**Work to complete:** Leave out any pictures and transcribe all other data below exactly.
########################################
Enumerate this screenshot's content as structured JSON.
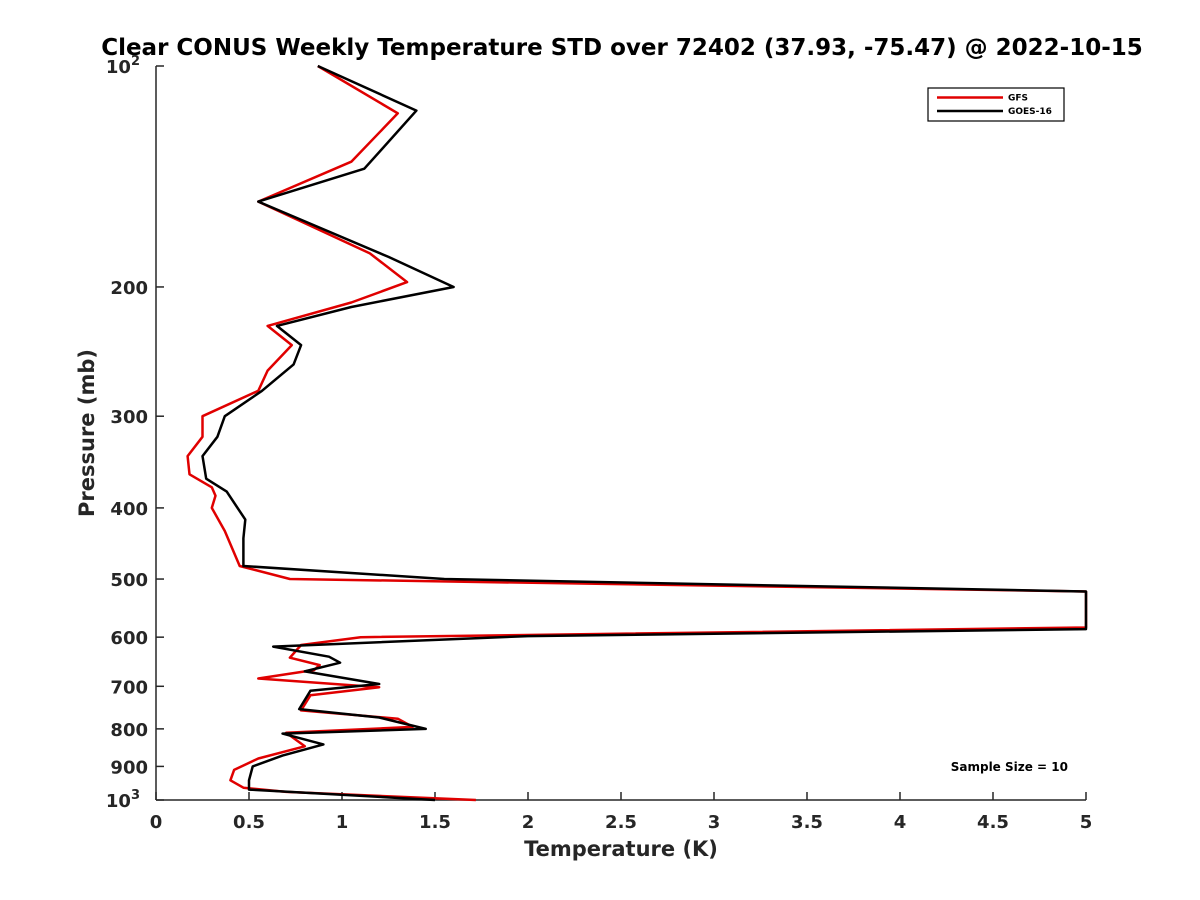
{
  "chart_data": {
    "type": "line",
    "title": "Clear CONUS Weekly Temperature STD over 72402 (37.93, -75.47) @ 2022-10-15",
    "xlabel": "Temperature (K)",
    "ylabel": "Pressure (mb)",
    "xlim": [
      0,
      5
    ],
    "ylim": [
      100,
      1000
    ],
    "yscale": "log",
    "y_reversed": true,
    "xticks": [
      0,
      0.5,
      1,
      1.5,
      2,
      2.5,
      3,
      3.5,
      4,
      4.5,
      5
    ],
    "xtick_labels": [
      "0",
      "0.5",
      "1",
      "1.5",
      "2",
      "2.5",
      "3",
      "3.5",
      "4",
      "4.5",
      "5"
    ],
    "yticks": [
      100,
      200,
      300,
      400,
      500,
      600,
      700,
      800,
      900,
      1000
    ],
    "ytick_labels": [
      {
        "base": "10",
        "exp": "2"
      },
      {
        "base": "200",
        "exp": ""
      },
      {
        "base": "300",
        "exp": ""
      },
      {
        "base": "400",
        "exp": ""
      },
      {
        "base": "500",
        "exp": ""
      },
      {
        "base": "600",
        "exp": ""
      },
      {
        "base": "700",
        "exp": ""
      },
      {
        "base": "800",
        "exp": ""
      },
      {
        "base": "900",
        "exp": ""
      },
      {
        "base": "10",
        "exp": "3"
      }
    ],
    "legend_position": "top-right",
    "annotation": "Sample Size = 10",
    "series": [
      {
        "name": "GFS",
        "color": "#e00000",
        "points": [
          [
            0.87,
            100
          ],
          [
            1.3,
            116
          ],
          [
            1.05,
            135
          ],
          [
            0.55,
            153
          ],
          [
            1.15,
            180
          ],
          [
            1.35,
            197
          ],
          [
            1.05,
            210
          ],
          [
            0.6,
            226
          ],
          [
            0.73,
            240
          ],
          [
            0.6,
            260
          ],
          [
            0.55,
            277
          ],
          [
            0.25,
            300
          ],
          [
            0.25,
            320
          ],
          [
            0.17,
            340
          ],
          [
            0.18,
            360
          ],
          [
            0.3,
            375
          ],
          [
            0.32,
            385
          ],
          [
            0.3,
            400
          ],
          [
            0.37,
            430
          ],
          [
            0.45,
            480
          ],
          [
            0.72,
            500
          ],
          [
            5,
            520
          ],
          [
            5,
            582
          ],
          [
            1.1,
            600
          ],
          [
            0.78,
            615
          ],
          [
            0.72,
            640
          ],
          [
            0.88,
            655
          ],
          [
            0.85,
            665
          ],
          [
            0.55,
            683
          ],
          [
            1.2,
            702
          ],
          [
            0.83,
            720
          ],
          [
            0.78,
            755
          ],
          [
            1.3,
            775
          ],
          [
            1.38,
            795
          ],
          [
            0.7,
            810
          ],
          [
            0.8,
            845
          ],
          [
            0.55,
            878
          ],
          [
            0.42,
            910
          ],
          [
            0.4,
            940
          ],
          [
            0.47,
            962
          ],
          [
            0.7,
            975
          ],
          [
            1.72,
            1000
          ]
        ]
      },
      {
        "name": "GOES-16",
        "color": "#000000",
        "points": [
          [
            0.87,
            100
          ],
          [
            1.4,
            115
          ],
          [
            1.12,
            138
          ],
          [
            0.55,
            153
          ],
          [
            1.25,
            182
          ],
          [
            1.6,
            200
          ],
          [
            1.05,
            213
          ],
          [
            0.65,
            226
          ],
          [
            0.78,
            240
          ],
          [
            0.74,
            255
          ],
          [
            0.57,
            277
          ],
          [
            0.37,
            300
          ],
          [
            0.33,
            320
          ],
          [
            0.25,
            340
          ],
          [
            0.27,
            365
          ],
          [
            0.38,
            380
          ],
          [
            0.48,
            415
          ],
          [
            0.47,
            440
          ],
          [
            0.47,
            480
          ],
          [
            1.55,
            500
          ],
          [
            5,
            520
          ],
          [
            5,
            585
          ],
          [
            2.0,
            598
          ],
          [
            0.63,
            618
          ],
          [
            0.93,
            638
          ],
          [
            0.99,
            650
          ],
          [
            0.8,
            668
          ],
          [
            1.2,
            695
          ],
          [
            0.83,
            710
          ],
          [
            0.77,
            752
          ],
          [
            1.2,
            772
          ],
          [
            1.45,
            800
          ],
          [
            0.68,
            812
          ],
          [
            0.9,
            840
          ],
          [
            0.68,
            870
          ],
          [
            0.52,
            900
          ],
          [
            0.5,
            940
          ],
          [
            0.5,
            968
          ],
          [
            1.5,
            1000
          ]
        ]
      }
    ]
  },
  "legend": [
    {
      "label": "GFS",
      "color": "#e00000"
    },
    {
      "label": "GOES-16",
      "color": "#000000"
    }
  ]
}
########################################
**Exercise result:**
Enumerate this screenshot's content as structured JSON.
{
  "chart_data": {
    "type": "line",
    "title": "Clear CONUS Weekly Temperature STD over 72402 (37.93, -75.47) @ 2022-10-15",
    "xlabel": "Temperature (K)",
    "ylabel": "Pressure (mb)",
    "xlim": [
      0,
      5
    ],
    "ylim": [
      100,
      1000
    ],
    "yscale": "log",
    "y_reversed": true,
    "xticks": [
      0,
      0.5,
      1,
      1.5,
      2,
      2.5,
      3,
      3.5,
      4,
      4.5,
      5
    ],
    "xtick_labels": [
      "0",
      "0.5",
      "1",
      "1.5",
      "2",
      "2.5",
      "3",
      "3.5",
      "4",
      "4.5",
      "5"
    ],
    "yticks": [
      100,
      200,
      300,
      400,
      500,
      600,
      700,
      800,
      900,
      1000
    ],
    "ytick_labels": [
      {
        "base": "10",
        "exp": "2"
      },
      {
        "base": "200",
        "exp": ""
      },
      {
        "base": "300",
        "exp": ""
      },
      {
        "base": "400",
        "exp": ""
      },
      {
        "base": "500",
        "exp": ""
      },
      {
        "base": "600",
        "exp": ""
      },
      {
        "base": "700",
        "exp": ""
      },
      {
        "base": "800",
        "exp": ""
      },
      {
        "base": "900",
        "exp": ""
      },
      {
        "base": "10",
        "exp": "3"
      }
    ],
    "legend_position": "top-right",
    "annotation": "Sample Size = 10",
    "series": [
      {
        "name": "GFS",
        "color": "#e00000",
        "points": [
          [
            0.87,
            100
          ],
          [
            1.3,
            116
          ],
          [
            1.05,
            135
          ],
          [
            0.55,
            153
          ],
          [
            1.15,
            180
          ],
          [
            1.35,
            197
          ],
          [
            1.05,
            210
          ],
          [
            0.6,
            226
          ],
          [
            0.73,
            240
          ],
          [
            0.6,
            260
          ],
          [
            0.55,
            277
          ],
          [
            0.25,
            300
          ],
          [
            0.25,
            320
          ],
          [
            0.17,
            340
          ],
          [
            0.18,
            360
          ],
          [
            0.3,
            375
          ],
          [
            0.32,
            385
          ],
          [
            0.3,
            400
          ],
          [
            0.37,
            430
          ],
          [
            0.45,
            480
          ],
          [
            0.72,
            500
          ],
          [
            5,
            520
          ],
          [
            5,
            582
          ],
          [
            1.1,
            600
          ],
          [
            0.78,
            615
          ],
          [
            0.72,
            640
          ],
          [
            0.88,
            655
          ],
          [
            0.85,
            665
          ],
          [
            0.55,
            683
          ],
          [
            1.2,
            702
          ],
          [
            0.83,
            720
          ],
          [
            0.78,
            755
          ],
          [
            1.3,
            775
          ],
          [
            1.38,
            795
          ],
          [
            0.7,
            810
          ],
          [
            0.8,
            845
          ],
          [
            0.55,
            878
          ],
          [
            0.42,
            910
          ],
          [
            0.4,
            940
          ],
          [
            0.47,
            962
          ],
          [
            0.7,
            975
          ],
          [
            1.72,
            1000
          ]
        ]
      },
      {
        "name": "GOES-16",
        "color": "#000000",
        "points": [
          [
            0.87,
            100
          ],
          [
            1.4,
            115
          ],
          [
            1.12,
            138
          ],
          [
            0.55,
            153
          ],
          [
            1.25,
            182
          ],
          [
            1.6,
            200
          ],
          [
            1.05,
            213
          ],
          [
            0.65,
            226
          ],
          [
            0.78,
            240
          ],
          [
            0.74,
            255
          ],
          [
            0.57,
            277
          ],
          [
            0.37,
            300
          ],
          [
            0.33,
            320
          ],
          [
            0.25,
            340
          ],
          [
            0.27,
            365
          ],
          [
            0.38,
            380
          ],
          [
            0.48,
            415
          ],
          [
            0.47,
            440
          ],
          [
            0.47,
            480
          ],
          [
            1.55,
            500
          ],
          [
            5,
            520
          ],
          [
            5,
            585
          ],
          [
            2.0,
            598
          ],
          [
            0.63,
            618
          ],
          [
            0.93,
            638
          ],
          [
            0.99,
            650
          ],
          [
            0.8,
            668
          ],
          [
            1.2,
            695
          ],
          [
            0.83,
            710
          ],
          [
            0.77,
            752
          ],
          [
            1.2,
            772
          ],
          [
            1.45,
            800
          ],
          [
            0.68,
            812
          ],
          [
            0.9,
            840
          ],
          [
            0.68,
            870
          ],
          [
            0.52,
            900
          ],
          [
            0.5,
            940
          ],
          [
            0.5,
            968
          ],
          [
            1.5,
            1000
          ]
        ]
      }
    ]
  },
  "legend": [
    {
      "label": "GFS",
      "color": "#e00000"
    },
    {
      "label": "GOES-16",
      "color": "#000000"
    }
  ]
}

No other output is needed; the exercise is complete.